### Exercise goal
Repeat the following lines word for word: the part of the items that opens at the very start of the items and closes with the line containing "audit-option-yes-label: 是 [52, 285, 60, 294]", both ends included.

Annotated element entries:
== == ==
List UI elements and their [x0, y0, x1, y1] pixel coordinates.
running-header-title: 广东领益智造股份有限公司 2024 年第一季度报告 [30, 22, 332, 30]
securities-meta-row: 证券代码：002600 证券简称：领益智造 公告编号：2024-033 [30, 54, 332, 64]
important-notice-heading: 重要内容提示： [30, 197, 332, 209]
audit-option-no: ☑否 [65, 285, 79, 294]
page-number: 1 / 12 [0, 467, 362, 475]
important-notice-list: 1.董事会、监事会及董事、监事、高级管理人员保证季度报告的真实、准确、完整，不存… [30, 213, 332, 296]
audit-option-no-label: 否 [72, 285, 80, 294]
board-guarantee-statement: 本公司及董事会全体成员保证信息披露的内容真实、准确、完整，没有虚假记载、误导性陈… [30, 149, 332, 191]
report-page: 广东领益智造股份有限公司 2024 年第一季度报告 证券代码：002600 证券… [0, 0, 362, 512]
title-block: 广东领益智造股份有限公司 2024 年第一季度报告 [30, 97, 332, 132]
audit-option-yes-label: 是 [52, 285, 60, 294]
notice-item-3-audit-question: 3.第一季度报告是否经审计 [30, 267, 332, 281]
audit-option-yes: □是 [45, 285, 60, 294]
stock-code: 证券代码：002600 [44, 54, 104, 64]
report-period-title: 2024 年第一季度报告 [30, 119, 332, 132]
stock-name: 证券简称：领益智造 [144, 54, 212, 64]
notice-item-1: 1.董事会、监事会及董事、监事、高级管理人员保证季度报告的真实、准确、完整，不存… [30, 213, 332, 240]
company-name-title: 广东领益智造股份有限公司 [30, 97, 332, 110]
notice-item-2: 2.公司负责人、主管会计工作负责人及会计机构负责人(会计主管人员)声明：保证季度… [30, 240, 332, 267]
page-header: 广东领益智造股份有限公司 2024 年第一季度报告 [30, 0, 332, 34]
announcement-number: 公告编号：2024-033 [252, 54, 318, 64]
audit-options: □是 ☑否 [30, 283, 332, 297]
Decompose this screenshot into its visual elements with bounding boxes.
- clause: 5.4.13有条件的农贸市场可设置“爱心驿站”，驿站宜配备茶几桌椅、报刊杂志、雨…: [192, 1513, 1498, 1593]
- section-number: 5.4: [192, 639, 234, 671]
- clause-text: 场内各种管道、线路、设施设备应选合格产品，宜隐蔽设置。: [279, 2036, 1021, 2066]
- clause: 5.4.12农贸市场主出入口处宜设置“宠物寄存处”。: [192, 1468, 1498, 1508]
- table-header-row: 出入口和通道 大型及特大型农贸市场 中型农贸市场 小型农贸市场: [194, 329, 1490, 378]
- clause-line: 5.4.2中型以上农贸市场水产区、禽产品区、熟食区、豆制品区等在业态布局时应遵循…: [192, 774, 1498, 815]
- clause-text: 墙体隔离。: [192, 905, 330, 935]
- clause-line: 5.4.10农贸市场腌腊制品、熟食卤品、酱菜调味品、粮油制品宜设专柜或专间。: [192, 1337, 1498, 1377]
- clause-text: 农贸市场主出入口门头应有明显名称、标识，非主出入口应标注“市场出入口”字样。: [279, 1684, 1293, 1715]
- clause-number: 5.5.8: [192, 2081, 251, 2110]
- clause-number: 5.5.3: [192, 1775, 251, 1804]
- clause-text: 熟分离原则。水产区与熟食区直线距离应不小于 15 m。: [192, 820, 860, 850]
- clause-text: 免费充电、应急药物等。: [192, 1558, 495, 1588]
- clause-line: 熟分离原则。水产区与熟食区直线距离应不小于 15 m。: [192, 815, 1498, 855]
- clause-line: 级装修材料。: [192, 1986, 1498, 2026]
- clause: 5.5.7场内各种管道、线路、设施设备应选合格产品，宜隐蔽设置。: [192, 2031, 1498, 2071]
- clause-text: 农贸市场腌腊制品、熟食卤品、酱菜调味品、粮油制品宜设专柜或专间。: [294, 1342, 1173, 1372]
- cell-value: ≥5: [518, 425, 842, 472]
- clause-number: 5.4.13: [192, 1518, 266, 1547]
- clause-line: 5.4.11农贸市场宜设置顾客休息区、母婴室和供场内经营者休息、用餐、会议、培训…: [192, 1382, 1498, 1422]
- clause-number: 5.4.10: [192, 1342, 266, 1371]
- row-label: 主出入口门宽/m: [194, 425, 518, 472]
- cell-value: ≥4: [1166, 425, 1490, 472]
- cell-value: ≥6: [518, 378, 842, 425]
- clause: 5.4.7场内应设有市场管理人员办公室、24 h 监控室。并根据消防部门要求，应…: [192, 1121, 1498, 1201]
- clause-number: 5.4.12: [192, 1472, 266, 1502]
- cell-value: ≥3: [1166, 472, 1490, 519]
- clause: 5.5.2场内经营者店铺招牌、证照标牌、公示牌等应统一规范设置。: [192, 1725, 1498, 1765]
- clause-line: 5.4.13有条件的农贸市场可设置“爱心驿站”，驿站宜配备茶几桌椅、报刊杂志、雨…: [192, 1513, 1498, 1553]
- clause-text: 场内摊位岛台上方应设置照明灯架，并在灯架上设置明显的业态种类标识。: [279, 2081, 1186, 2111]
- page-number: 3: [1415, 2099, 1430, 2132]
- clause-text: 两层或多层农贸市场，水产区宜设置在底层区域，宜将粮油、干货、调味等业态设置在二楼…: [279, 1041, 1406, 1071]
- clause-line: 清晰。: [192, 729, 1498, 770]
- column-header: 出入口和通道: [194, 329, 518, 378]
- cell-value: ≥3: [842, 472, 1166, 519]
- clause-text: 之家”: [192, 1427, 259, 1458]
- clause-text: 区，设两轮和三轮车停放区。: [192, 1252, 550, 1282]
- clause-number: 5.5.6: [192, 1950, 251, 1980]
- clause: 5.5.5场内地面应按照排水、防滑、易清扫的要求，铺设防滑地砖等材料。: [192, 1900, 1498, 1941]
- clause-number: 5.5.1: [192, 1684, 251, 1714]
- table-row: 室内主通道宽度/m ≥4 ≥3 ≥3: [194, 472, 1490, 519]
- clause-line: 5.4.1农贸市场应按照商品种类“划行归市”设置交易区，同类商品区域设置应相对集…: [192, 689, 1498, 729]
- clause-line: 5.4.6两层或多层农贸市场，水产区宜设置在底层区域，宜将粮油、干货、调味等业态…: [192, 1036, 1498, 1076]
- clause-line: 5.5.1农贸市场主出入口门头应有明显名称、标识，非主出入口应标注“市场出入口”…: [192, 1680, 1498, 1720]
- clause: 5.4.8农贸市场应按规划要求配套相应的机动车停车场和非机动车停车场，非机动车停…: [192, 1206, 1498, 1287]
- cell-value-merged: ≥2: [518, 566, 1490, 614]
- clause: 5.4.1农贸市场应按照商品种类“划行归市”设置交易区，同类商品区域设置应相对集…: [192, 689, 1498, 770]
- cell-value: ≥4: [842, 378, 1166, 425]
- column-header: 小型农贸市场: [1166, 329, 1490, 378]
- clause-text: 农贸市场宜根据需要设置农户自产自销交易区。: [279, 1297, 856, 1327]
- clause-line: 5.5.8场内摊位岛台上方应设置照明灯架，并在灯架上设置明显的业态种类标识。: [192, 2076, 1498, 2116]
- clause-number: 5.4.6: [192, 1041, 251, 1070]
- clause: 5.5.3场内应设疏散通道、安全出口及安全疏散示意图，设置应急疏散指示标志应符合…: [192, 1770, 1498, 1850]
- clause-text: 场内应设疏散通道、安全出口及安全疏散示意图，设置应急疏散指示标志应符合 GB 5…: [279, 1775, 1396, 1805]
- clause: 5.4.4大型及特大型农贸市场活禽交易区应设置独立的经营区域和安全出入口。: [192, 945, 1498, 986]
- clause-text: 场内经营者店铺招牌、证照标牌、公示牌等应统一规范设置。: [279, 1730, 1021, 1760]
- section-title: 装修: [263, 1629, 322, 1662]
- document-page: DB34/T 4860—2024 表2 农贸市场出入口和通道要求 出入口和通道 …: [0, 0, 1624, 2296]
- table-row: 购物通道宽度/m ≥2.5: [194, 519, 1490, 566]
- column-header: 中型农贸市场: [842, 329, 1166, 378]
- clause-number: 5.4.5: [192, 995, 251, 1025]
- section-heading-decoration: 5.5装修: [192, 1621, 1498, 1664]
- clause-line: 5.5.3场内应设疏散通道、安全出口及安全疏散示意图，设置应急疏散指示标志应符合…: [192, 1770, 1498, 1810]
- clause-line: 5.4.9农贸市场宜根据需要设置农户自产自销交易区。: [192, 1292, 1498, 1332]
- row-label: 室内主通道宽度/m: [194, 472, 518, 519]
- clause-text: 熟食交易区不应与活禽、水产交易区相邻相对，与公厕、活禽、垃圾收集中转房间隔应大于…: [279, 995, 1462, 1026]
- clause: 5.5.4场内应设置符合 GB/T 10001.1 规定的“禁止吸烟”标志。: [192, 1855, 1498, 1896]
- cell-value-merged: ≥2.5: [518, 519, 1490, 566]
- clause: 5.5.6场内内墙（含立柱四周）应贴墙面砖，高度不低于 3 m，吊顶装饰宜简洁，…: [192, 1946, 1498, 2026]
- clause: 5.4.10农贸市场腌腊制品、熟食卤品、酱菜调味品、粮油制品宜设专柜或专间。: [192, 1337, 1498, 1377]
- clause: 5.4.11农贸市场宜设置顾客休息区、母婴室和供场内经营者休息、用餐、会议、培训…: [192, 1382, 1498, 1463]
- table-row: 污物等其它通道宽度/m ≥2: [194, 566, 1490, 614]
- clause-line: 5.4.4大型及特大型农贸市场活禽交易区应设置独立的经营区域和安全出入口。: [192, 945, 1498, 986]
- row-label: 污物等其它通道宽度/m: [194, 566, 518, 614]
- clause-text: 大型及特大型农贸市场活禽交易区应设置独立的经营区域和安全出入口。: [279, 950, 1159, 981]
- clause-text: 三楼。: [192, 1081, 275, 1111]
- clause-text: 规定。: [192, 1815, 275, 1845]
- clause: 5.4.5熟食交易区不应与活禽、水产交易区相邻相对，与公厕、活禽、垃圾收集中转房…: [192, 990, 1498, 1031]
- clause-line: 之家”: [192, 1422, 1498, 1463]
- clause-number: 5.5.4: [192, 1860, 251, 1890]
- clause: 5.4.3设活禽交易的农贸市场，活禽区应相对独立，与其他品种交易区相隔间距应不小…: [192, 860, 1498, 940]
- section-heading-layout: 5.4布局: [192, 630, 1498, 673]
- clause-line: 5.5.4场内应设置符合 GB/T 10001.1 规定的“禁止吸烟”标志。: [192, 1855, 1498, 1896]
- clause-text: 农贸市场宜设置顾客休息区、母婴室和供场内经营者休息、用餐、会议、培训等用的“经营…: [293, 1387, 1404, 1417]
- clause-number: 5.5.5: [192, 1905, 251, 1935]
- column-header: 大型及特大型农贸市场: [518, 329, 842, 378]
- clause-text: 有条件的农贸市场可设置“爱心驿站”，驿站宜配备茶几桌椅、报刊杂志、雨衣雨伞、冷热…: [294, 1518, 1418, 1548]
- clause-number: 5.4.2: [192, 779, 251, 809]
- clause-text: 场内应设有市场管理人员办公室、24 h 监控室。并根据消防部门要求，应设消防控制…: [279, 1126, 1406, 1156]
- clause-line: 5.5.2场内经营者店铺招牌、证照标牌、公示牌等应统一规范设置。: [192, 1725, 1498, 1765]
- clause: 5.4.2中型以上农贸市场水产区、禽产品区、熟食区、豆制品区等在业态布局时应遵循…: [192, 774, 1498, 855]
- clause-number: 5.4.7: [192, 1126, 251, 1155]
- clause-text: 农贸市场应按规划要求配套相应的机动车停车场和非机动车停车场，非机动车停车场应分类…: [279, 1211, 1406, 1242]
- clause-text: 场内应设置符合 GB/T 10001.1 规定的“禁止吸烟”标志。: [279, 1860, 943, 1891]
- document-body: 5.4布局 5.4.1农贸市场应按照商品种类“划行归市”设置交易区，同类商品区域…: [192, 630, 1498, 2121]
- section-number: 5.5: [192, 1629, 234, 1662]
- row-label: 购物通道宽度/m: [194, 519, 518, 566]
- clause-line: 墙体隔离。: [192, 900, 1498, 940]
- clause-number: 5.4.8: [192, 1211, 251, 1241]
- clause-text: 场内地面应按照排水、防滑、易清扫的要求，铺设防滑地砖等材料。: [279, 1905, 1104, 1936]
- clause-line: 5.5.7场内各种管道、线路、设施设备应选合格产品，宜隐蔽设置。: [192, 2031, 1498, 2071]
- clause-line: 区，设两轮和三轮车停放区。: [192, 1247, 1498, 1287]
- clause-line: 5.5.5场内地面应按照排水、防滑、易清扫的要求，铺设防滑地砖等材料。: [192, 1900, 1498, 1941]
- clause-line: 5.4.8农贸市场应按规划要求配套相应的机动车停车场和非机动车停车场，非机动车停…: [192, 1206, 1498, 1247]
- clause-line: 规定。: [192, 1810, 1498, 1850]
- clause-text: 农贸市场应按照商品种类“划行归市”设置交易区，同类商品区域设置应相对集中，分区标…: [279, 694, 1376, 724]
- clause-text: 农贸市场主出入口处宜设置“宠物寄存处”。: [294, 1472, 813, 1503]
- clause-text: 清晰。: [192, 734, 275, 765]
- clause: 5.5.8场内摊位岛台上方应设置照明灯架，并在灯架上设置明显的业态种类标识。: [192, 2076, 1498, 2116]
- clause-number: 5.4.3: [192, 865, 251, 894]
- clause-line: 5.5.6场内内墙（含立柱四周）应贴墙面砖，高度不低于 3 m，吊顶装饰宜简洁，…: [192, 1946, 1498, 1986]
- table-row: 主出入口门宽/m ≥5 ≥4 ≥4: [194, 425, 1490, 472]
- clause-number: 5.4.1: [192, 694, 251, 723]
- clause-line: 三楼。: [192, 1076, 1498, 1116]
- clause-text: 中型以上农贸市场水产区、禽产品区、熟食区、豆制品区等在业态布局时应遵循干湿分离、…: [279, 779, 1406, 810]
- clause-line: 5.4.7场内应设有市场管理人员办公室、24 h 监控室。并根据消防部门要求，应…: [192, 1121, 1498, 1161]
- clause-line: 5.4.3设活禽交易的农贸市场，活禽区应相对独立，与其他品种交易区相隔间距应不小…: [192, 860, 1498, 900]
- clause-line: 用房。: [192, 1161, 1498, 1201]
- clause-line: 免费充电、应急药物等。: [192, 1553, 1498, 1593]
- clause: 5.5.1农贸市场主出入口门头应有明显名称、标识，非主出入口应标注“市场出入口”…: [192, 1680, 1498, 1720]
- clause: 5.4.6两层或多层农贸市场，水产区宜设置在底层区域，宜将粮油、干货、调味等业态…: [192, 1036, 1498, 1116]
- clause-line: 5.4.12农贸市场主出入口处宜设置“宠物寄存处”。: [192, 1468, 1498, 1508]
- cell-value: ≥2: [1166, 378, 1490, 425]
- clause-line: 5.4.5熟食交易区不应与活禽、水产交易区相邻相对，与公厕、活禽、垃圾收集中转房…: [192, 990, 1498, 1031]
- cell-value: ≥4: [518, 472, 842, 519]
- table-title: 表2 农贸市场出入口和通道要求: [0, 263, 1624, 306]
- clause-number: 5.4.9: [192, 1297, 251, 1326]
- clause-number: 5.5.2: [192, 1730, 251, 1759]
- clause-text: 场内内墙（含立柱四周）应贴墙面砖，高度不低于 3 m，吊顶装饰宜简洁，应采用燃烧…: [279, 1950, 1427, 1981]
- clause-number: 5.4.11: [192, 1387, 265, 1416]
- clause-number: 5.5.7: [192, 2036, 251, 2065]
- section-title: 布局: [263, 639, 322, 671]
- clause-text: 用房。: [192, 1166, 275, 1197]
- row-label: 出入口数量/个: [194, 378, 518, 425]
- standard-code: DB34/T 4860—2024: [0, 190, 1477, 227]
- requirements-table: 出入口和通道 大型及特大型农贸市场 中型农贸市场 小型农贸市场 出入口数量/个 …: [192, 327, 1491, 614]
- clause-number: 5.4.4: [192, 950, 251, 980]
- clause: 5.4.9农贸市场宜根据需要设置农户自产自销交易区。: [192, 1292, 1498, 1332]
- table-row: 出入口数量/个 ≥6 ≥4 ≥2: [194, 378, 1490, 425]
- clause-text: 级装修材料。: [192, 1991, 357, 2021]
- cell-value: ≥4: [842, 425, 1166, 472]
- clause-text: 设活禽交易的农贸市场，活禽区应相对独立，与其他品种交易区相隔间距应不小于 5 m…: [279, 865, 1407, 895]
== == ==
### Result for this exercise
List UI elements and their [x0, y0, x1, y1] pixel coordinates.
running-header-title: 广东领益智造股份有限公司 2024 年第一季度报告 [30, 22, 332, 30]
securities-meta-row: 证券代码：002600 证券简称：领益智造 公告编号：2024-033 [30, 54, 332, 64]
important-notice-heading: 重要内容提示： [30, 197, 332, 209]
audit-option-no: ☑否 [65, 285, 79, 294]
page-number: 1 / 12 [0, 467, 362, 475]
important-notice-list: 1.董事会、监事会及董事、监事、高级管理人员保证季度报告的真实、准确、完整，不存… [30, 213, 332, 296]
audit-option-no-label: 否 [72, 285, 80, 294]
board-guarantee-statement: 本公司及董事会全体成员保证信息披露的内容真实、准确、完整，没有虚假记载、误导性陈… [30, 149, 332, 191]
report-page: 广东领益智造股份有限公司 2024 年第一季度报告 证券代码：002600 证券… [0, 0, 362, 512]
title-block: 广东领益智造股份有限公司 2024 年第一季度报告 [30, 97, 332, 132]
audit-option-yes-label: 是 [52, 285, 60, 294]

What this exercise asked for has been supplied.